======== LISTED RECORDS
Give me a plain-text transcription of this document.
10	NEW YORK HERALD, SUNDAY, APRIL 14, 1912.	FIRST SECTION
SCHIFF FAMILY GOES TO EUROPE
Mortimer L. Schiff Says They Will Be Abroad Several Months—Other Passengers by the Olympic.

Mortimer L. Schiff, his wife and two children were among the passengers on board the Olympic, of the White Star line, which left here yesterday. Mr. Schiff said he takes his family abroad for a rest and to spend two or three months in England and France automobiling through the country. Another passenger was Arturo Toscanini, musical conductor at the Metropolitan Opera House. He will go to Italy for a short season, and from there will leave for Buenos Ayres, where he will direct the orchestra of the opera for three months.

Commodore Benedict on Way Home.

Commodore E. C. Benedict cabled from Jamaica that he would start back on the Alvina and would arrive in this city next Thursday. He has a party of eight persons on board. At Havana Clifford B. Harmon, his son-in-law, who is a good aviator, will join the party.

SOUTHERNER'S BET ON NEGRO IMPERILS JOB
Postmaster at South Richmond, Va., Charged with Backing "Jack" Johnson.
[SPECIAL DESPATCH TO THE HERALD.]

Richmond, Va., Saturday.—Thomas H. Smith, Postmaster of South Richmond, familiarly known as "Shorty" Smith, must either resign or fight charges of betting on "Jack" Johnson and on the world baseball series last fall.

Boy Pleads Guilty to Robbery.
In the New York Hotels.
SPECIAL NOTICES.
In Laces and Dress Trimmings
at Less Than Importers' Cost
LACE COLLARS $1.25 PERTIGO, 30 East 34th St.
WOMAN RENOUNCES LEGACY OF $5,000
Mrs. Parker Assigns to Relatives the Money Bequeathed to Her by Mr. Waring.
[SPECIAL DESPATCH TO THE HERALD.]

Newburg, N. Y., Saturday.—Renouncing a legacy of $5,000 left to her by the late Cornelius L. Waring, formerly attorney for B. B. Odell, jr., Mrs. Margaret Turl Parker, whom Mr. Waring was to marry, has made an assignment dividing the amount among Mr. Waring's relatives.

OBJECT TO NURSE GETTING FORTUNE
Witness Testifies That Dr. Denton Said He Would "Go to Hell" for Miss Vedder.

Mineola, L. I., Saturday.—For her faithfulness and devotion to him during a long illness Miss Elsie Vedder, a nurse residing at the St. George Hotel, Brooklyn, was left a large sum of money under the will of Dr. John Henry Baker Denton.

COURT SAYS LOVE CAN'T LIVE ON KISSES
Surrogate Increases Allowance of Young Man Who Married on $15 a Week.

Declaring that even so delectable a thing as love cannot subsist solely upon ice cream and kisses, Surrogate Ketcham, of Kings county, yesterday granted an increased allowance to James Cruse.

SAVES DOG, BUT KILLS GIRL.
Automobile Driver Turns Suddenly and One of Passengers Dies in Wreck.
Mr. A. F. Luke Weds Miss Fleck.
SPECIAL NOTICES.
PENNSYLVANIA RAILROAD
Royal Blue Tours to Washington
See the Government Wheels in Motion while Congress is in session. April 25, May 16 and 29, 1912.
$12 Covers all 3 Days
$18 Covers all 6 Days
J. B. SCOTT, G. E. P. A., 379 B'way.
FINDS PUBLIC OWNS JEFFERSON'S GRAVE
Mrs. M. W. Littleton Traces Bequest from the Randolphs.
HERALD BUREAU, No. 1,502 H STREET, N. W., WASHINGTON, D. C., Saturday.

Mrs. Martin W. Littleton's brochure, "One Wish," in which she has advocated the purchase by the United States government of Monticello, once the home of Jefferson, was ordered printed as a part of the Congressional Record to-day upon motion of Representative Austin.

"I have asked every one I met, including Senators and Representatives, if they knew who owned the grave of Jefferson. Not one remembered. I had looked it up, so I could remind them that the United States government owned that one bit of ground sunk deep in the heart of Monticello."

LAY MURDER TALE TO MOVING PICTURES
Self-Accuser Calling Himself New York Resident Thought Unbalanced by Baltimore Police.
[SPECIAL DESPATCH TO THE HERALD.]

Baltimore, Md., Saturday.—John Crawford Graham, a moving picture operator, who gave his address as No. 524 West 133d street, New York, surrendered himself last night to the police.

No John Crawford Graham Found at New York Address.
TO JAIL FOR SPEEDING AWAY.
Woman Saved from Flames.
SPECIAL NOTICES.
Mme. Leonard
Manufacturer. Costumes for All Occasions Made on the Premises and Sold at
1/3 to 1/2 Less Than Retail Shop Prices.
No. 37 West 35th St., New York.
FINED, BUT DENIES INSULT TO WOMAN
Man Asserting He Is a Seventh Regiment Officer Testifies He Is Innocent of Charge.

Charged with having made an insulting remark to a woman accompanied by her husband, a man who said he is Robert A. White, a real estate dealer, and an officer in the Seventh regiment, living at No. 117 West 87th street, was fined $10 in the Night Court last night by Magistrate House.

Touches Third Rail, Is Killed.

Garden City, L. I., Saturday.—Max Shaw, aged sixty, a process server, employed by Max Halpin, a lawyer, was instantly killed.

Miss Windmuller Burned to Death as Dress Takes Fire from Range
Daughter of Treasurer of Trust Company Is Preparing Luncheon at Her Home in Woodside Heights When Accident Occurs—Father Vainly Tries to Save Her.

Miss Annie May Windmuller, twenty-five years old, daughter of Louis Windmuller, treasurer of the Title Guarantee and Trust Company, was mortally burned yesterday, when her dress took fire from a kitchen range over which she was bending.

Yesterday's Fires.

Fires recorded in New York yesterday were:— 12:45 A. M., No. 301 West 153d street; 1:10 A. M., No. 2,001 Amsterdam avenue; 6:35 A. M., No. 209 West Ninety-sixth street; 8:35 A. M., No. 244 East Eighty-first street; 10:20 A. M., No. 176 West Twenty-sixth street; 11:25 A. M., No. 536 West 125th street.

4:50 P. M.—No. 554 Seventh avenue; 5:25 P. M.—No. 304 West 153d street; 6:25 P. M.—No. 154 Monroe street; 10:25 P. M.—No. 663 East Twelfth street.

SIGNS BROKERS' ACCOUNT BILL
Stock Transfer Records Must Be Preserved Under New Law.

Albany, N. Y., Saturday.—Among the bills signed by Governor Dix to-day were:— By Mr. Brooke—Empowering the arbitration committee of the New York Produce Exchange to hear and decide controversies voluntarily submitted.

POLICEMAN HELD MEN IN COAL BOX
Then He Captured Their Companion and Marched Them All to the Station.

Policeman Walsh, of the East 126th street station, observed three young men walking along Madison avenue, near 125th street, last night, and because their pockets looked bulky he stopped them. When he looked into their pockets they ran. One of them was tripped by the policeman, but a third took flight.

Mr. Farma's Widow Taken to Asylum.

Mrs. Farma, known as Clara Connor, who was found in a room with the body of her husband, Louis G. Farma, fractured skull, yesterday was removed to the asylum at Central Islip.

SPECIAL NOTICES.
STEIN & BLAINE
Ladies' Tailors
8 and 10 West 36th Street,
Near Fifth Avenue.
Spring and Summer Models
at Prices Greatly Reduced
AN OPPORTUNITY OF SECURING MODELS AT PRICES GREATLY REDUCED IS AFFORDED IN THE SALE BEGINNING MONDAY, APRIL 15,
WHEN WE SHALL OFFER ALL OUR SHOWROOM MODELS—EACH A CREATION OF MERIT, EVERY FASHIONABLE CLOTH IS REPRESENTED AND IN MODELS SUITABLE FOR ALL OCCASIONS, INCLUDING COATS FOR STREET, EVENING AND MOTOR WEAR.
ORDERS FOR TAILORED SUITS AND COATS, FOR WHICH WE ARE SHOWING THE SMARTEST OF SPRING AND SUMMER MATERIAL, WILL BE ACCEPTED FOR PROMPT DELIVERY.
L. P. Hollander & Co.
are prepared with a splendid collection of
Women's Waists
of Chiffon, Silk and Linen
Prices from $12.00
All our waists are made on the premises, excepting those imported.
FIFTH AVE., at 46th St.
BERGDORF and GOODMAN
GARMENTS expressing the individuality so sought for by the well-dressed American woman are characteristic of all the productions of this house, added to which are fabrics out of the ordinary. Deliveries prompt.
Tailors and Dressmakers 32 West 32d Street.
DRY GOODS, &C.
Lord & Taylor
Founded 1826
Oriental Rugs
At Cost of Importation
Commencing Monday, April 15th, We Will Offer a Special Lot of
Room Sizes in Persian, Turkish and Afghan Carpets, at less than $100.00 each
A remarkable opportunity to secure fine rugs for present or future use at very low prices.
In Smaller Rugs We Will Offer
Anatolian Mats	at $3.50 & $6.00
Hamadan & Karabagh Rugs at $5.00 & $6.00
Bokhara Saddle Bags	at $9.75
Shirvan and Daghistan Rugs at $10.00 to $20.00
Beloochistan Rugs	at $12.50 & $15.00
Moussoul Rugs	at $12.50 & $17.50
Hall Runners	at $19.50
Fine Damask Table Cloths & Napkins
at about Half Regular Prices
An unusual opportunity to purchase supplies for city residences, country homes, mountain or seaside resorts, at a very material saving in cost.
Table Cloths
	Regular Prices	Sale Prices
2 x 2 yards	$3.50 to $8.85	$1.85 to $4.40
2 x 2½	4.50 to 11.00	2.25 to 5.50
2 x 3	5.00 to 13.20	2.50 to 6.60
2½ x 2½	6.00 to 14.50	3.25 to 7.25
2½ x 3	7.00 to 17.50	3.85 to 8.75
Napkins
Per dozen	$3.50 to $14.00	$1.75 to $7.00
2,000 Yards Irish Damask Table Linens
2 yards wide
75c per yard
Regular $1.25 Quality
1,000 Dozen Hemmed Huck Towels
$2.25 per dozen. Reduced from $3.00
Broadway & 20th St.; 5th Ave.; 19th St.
================
(STATED EXERCISE):
Scan the material above and determine how many lines include the word "Denton"; report only the number.

(THE ANSWER):
2